Write each record again exactly as it stands.

-- Start Information provided --

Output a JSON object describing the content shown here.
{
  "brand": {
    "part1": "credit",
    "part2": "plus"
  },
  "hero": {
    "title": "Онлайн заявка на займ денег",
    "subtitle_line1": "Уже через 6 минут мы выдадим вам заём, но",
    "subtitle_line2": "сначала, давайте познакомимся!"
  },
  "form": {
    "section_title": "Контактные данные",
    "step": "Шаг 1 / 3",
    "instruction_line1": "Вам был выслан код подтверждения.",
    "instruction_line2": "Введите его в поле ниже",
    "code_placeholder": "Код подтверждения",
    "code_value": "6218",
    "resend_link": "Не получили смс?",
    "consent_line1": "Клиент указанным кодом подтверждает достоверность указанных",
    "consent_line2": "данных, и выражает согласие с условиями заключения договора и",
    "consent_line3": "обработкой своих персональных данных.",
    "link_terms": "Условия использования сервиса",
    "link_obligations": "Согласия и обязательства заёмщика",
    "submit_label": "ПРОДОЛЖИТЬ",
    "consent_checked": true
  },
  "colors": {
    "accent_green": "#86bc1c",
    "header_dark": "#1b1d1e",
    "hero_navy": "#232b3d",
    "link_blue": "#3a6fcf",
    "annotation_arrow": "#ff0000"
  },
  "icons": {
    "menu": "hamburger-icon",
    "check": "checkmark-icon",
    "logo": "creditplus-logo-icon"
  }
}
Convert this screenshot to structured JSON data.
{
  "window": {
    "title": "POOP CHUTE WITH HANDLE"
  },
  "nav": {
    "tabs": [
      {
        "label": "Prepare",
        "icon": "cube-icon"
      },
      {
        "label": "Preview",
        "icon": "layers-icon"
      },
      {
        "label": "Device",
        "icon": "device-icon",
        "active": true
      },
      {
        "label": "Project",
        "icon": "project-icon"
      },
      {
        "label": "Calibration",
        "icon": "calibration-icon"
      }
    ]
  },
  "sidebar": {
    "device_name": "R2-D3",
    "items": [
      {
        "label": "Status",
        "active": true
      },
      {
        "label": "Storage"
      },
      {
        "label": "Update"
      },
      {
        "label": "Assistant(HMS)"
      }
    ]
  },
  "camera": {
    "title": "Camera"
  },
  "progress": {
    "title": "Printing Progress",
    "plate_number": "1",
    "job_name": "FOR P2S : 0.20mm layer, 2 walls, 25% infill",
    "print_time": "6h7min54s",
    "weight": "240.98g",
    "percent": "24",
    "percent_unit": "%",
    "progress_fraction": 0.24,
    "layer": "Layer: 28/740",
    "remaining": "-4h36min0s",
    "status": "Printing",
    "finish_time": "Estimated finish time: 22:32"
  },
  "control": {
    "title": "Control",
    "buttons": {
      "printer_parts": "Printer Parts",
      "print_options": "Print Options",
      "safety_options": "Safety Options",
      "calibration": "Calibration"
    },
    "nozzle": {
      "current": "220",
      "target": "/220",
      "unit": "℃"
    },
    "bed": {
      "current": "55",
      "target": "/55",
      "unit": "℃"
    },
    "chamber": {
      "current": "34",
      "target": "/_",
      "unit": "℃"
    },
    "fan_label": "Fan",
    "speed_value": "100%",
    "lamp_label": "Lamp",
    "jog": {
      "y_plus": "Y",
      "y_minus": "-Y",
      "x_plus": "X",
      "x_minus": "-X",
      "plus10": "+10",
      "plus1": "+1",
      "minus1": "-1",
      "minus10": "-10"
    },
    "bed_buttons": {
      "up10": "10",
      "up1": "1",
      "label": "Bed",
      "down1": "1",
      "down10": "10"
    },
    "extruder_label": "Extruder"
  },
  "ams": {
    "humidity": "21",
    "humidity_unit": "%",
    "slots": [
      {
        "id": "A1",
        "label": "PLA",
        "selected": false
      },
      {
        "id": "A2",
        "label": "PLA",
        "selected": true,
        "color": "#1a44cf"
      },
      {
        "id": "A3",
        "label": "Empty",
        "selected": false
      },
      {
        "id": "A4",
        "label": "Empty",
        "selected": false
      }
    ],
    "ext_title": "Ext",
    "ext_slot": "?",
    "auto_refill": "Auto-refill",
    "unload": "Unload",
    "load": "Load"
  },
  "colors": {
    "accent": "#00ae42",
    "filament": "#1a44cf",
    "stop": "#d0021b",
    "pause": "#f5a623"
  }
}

-- End Information provided --

▶ [Solution to the problem]:
Output a JSON object describing the content shown here.
{
  "brand": {
    "part1": "credit",
    "part2": "plus"
  },
  "hero": {
    "title": "Онлайн заявка на займ денег",
    "subtitle_line1": "Уже через 6 минут мы выдадим вам заём, но",
    "subtitle_line2": "сначала, давайте познакомимся!"
  },
  "form": {
    "section_title": "Контактные данные",
    "step": "Шаг 1 / 3",
    "instruction_line1": "Вам был выслан код подтверждения.",
    "instruction_line2": "Введите его в поле ниже",
    "code_placeholder": "Код подтверждения",
    "code_value": "6218",
    "resend_link": "Не получили смс?",
    "consent_line1": "Клиент указанным кодом подтверждает достоверность указанных",
    "consent_line2": "данных, и выражает согласие с условиями заключения договора и",
    "consent_line3": "обработкой своих персональных данных.",
    "link_terms": "Условия использования сервиса",
    "link_obligations": "Согласия и обязательства заёмщика",
    "submit_label": "ПРОДОЛЖИТЬ",
    "consent_checked": true
  },
  "colors": {
    "accent_green": "#86bc1c",
    "header_dark": "#1b1d1e",
    "hero_navy": "#232b3d",
    "link_blue": "#3a6fcf",
    "annotation_arrow": "#ff0000"
  },
  "icons": {
    "menu": "hamburger-icon",
    "check": "checkmark-icon",
    "logo": "creditplus-logo-icon"
  }
}
Convert this screenshot to structured JSON data.
{
  "window": {
    "title": "POOP CHUTE WITH HANDLE"
  },
  "nav": {
    "tabs": [
      {
        "label": "Prepare",
        "icon": "cube-icon"
      },
      {
        "label": "Preview",
        "icon": "layers-icon"
      },
      {
        "label": "Device",
        "icon": "device-icon",
        "active": true
      },
      {
        "label": "Project",
        "icon": "project-icon"
      },
      {
        "label": "Calibration",
        "icon": "calibration-icon"
      }
    ]
  },
  "sidebar": {
    "device_name": "R2-D3",
    "items": [
      {
        "label": "Status",
        "active": true
      },
      {
        "label": "Storage"
      },
      {
        "label": "Update"
      },
      {
        "label": "Assistant(HMS)"
      }
    ]
  },
  "camera": {
    "title": "Camera"
  },
  "progress": {
    "title": "Printing Progress",
    "plate_number": "1",
    "job_name": "FOR P2S : 0.20mm layer, 2 walls, 25% infill",
    "print_time": "6h7min54s",
    "weight": "240.98g",
    "percent": "24",
    "percent_unit": "%",
    "progress_fraction": 0.24,
    "layer": "Layer: 28/740",
    "remaining": "-4h36min0s",
    "status": "Printing",
    "finish_time": "Estimated finish time: 22:32"
  },
  "control": {
    "title": "Control",
    "buttons": {
      "printer_parts": "Printer Parts",
      "print_options": "Print Options",
      "safety_options": "Safety Options",
      "calibration": "Calibration"
    },
    "nozzle": {
      "current": "220",
      "target": "/220",
      "unit": "℃"
    },
    "bed": {
      "current": "55",
      "target": "/55",
      "unit": "℃"
    },
    "chamber": {
      "current": "34",
      "target": "/_",
      "unit": "℃"
    },
    "fan_label": "Fan",
    "speed_value": "100%",
    "lamp_label": "Lamp",
    "jog": {
      "y_plus": "Y",
      "y_minus": "-Y",
      "x_plus": "X",
      "x_minus": "-X",
      "plus10": "+10",
      "plus1": "+1",
      "minus1": "-1",
      "minus10": "-10"
    },
    "bed_buttons": {
      "up10": "10",
      "up1": "1",
      "label": "Bed",
      "down1": "1",
      "down10": "10"
    },
    "extruder_label": "Extruder"
  },
  "ams": {
    "humidity": "21",
    "humidity_unit": "%",
    "slots": [
      {
        "id": "A1",
        "label": "PLA",
        "selected": false
      },
      {
        "id": "A2",
        "label": "PLA",
        "selected": true,
        "color": "#1a44cf"
      },
      {
        "id": "A3",
        "label": "Empty",
        "selected": false
      },
      {
        "id": "A4",
        "label": "Empty",
        "selected": false
      }
    ],
    "ext_title": "Ext",
    "ext_slot": "?",
    "auto_refill": "Auto-refill",
    "unload": "Unload",
    "load": "Load"
  },
  "colors": {
    "accent": "#00ae42",
    "filament": "#1a44cf",
    "stop": "#d0021b",
    "pause": "#f5a623"
  }
}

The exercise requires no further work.